• **Extracted data entries**
/---
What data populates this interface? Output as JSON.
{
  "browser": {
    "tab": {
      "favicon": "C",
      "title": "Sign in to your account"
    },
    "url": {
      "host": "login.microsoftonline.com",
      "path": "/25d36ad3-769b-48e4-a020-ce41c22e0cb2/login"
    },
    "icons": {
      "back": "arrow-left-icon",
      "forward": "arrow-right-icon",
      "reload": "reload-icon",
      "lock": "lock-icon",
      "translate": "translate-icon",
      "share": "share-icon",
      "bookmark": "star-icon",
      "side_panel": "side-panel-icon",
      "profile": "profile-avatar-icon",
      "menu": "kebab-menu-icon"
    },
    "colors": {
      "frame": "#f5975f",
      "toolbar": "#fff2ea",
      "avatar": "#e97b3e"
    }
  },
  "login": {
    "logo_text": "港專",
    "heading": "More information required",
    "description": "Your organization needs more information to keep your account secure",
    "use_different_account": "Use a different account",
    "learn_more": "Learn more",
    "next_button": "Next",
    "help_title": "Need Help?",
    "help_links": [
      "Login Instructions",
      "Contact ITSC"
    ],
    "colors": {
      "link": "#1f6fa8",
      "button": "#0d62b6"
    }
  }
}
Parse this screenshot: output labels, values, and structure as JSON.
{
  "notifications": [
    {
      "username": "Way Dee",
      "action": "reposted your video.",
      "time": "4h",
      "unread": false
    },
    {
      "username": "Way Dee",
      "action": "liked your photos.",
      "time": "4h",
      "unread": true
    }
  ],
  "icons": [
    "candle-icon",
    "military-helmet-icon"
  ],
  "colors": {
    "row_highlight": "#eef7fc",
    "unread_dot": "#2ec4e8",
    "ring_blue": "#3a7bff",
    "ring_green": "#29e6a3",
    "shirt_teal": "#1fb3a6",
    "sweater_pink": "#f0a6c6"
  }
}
\---
• **Problem**
Reproduce the listing above exactly from the line containing "Parse this screenshot: output" through its last line, with both of those lines included.

• **Result of the exercise**
Parse this screenshot: output labels, values, and structure as JSON.
{
  "notifications": [
    {
      "username": "Way Dee",
      "action": "reposted your video.",
      "time": "4h",
      "unread": false
    },
    {
      "username": "Way Dee",
      "action": "liked your photos.",
      "time": "4h",
      "unread": true
    }
  ],
  "icons": [
    "candle-icon",
    "military-helmet-icon"
  ],
  "colors": {
    "row_highlight": "#eef7fc",
    "unread_dot": "#2ec4e8",
    "ring_blue": "#3a7bff",
    "ring_green": "#29e6a3",
    "shirt_teal": "#1fb3a6",
    "sweater_pink": "#f0a6c6"
  }
}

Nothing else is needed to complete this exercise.